MATERIAL PROVIDED ->
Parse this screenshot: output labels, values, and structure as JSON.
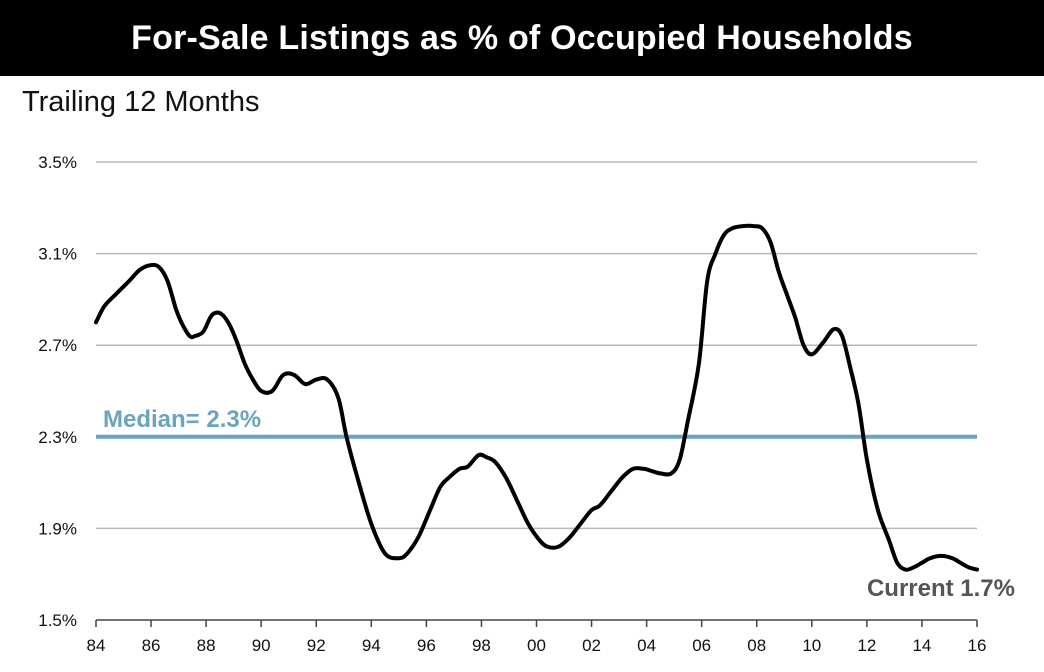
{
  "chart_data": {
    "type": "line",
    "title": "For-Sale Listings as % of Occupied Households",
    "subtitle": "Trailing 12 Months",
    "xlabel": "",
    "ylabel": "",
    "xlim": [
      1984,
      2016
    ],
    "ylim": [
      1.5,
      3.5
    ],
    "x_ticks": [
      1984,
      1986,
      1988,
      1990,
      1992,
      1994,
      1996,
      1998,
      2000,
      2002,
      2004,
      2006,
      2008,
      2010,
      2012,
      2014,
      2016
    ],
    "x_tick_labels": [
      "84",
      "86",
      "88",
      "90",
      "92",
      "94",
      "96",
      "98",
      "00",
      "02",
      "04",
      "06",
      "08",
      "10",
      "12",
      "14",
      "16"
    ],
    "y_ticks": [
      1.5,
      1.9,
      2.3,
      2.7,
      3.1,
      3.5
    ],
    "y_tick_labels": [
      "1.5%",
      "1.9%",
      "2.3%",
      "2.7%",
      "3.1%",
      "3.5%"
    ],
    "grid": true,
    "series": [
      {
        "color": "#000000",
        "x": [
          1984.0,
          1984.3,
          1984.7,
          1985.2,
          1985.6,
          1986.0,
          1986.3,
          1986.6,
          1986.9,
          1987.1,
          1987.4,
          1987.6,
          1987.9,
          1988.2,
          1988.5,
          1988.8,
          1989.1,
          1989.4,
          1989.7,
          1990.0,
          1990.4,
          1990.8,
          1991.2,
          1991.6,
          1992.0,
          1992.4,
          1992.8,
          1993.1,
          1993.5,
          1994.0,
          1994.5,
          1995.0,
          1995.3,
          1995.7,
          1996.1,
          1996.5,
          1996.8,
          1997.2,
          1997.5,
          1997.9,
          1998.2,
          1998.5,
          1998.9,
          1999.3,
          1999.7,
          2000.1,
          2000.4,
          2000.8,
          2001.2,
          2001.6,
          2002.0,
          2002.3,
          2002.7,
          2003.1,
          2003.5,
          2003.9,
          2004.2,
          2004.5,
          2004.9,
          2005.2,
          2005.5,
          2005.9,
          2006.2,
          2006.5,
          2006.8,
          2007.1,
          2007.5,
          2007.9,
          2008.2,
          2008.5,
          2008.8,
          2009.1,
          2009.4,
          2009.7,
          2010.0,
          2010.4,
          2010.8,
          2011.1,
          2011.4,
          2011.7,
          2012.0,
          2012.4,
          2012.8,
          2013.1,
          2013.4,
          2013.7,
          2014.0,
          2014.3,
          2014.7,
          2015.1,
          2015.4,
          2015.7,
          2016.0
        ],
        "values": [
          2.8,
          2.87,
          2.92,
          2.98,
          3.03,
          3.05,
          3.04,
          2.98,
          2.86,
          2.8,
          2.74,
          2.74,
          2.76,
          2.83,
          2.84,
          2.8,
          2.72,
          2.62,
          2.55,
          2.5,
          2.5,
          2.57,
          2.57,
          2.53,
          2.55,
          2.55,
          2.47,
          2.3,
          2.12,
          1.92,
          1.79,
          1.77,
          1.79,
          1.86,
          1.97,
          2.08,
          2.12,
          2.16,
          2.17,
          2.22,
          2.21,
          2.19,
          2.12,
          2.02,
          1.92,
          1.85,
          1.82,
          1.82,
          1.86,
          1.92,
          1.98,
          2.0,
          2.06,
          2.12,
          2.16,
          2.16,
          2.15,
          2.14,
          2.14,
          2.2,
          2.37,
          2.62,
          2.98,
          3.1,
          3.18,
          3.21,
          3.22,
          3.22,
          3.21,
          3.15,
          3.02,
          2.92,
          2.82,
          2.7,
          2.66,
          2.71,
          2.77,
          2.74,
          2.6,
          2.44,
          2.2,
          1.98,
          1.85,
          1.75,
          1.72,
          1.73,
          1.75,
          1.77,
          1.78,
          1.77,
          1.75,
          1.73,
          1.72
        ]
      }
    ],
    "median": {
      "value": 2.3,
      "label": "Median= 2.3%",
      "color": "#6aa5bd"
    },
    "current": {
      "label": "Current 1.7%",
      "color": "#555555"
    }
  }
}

EXERCISE TASK -> Set the pictures aside and transcribe the data above exactly.

THE OUTPUT ->
Parse this screenshot: output labels, values, and structure as JSON.
{
  "chart_data": {
    "type": "line",
    "title": "For-Sale Listings as % of Occupied Households",
    "subtitle": "Trailing 12 Months",
    "xlabel": "",
    "ylabel": "",
    "xlim": [
      1984,
      2016
    ],
    "ylim": [
      1.5,
      3.5
    ],
    "x_ticks": [
      1984,
      1986,
      1988,
      1990,
      1992,
      1994,
      1996,
      1998,
      2000,
      2002,
      2004,
      2006,
      2008,
      2010,
      2012,
      2014,
      2016
    ],
    "x_tick_labels": [
      "84",
      "86",
      "88",
      "90",
      "92",
      "94",
      "96",
      "98",
      "00",
      "02",
      "04",
      "06",
      "08",
      "10",
      "12",
      "14",
      "16"
    ],
    "y_ticks": [
      1.5,
      1.9,
      2.3,
      2.7,
      3.1,
      3.5
    ],
    "y_tick_labels": [
      "1.5%",
      "1.9%",
      "2.3%",
      "2.7%",
      "3.1%",
      "3.5%"
    ],
    "grid": true,
    "series": [
      {
        "color": "#000000",
        "x": [
          1984.0,
          1984.3,
          1984.7,
          1985.2,
          1985.6,
          1986.0,
          1986.3,
          1986.6,
          1986.9,
          1987.1,
          1987.4,
          1987.6,
          1987.9,
          1988.2,
          1988.5,
          1988.8,
          1989.1,
          1989.4,
          1989.7,
          1990.0,
          1990.4,
          1990.8,
          1991.2,
          1991.6,
          1992.0,
          1992.4,
          1992.8,
          1993.1,
          1993.5,
          1994.0,
          1994.5,
          1995.0,
          1995.3,
          1995.7,
          1996.1,
          1996.5,
          1996.8,
          1997.2,
          1997.5,
          1997.9,
          1998.2,
          1998.5,
          1998.9,
          1999.3,
          1999.7,
          2000.1,
          2000.4,
          2000.8,
          2001.2,
          2001.6,
          2002.0,
          2002.3,
          2002.7,
          2003.1,
          2003.5,
          2003.9,
          2004.2,
          2004.5,
          2004.9,
          2005.2,
          2005.5,
          2005.9,
          2006.2,
          2006.5,
          2006.8,
          2007.1,
          2007.5,
          2007.9,
          2008.2,
          2008.5,
          2008.8,
          2009.1,
          2009.4,
          2009.7,
          2010.0,
          2010.4,
          2010.8,
          2011.1,
          2011.4,
          2011.7,
          2012.0,
          2012.4,
          2012.8,
          2013.1,
          2013.4,
          2013.7,
          2014.0,
          2014.3,
          2014.7,
          2015.1,
          2015.4,
          2015.7,
          2016.0
        ],
        "values": [
          2.8,
          2.87,
          2.92,
          2.98,
          3.03,
          3.05,
          3.04,
          2.98,
          2.86,
          2.8,
          2.74,
          2.74,
          2.76,
          2.83,
          2.84,
          2.8,
          2.72,
          2.62,
          2.55,
          2.5,
          2.5,
          2.57,
          2.57,
          2.53,
          2.55,
          2.55,
          2.47,
          2.3,
          2.12,
          1.92,
          1.79,
          1.77,
          1.79,
          1.86,
          1.97,
          2.08,
          2.12,
          2.16,
          2.17,
          2.22,
          2.21,
          2.19,
          2.12,
          2.02,
          1.92,
          1.85,
          1.82,
          1.82,
          1.86,
          1.92,
          1.98,
          2.0,
          2.06,
          2.12,
          2.16,
          2.16,
          2.15,
          2.14,
          2.14,
          2.2,
          2.37,
          2.62,
          2.98,
          3.1,
          3.18,
          3.21,
          3.22,
          3.22,
          3.21,
          3.15,
          3.02,
          2.92,
          2.82,
          2.7,
          2.66,
          2.71,
          2.77,
          2.74,
          2.6,
          2.44,
          2.2,
          1.98,
          1.85,
          1.75,
          1.72,
          1.73,
          1.75,
          1.77,
          1.78,
          1.77,
          1.75,
          1.73,
          1.72
        ]
      }
    ],
    "median": {
      "value": 2.3,
      "label": "Median= 2.3%",
      "color": "#6aa5bd"
    },
    "current": {
      "label": "Current 1.7%",
      "color": "#555555"
    }
  }
}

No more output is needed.